> TASK OBJECTIVE
Look through the entries below and count the lines with the word "digit" in them; give only the number.

..........

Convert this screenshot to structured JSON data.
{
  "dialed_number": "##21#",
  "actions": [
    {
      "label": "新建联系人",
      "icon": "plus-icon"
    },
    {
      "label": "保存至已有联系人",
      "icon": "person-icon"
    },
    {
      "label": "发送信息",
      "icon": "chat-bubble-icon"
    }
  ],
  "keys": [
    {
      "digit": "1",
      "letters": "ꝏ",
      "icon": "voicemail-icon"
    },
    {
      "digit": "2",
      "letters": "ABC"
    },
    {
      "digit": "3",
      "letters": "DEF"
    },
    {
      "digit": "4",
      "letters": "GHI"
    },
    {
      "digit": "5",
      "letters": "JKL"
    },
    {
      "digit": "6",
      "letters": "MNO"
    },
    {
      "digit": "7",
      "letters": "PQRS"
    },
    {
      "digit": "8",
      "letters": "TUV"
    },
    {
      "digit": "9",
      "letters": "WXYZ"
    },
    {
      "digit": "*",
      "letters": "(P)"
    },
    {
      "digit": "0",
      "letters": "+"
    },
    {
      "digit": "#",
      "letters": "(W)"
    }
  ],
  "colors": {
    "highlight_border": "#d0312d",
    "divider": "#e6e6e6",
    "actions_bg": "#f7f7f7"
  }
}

..........

> WRITTEN ANSWER
12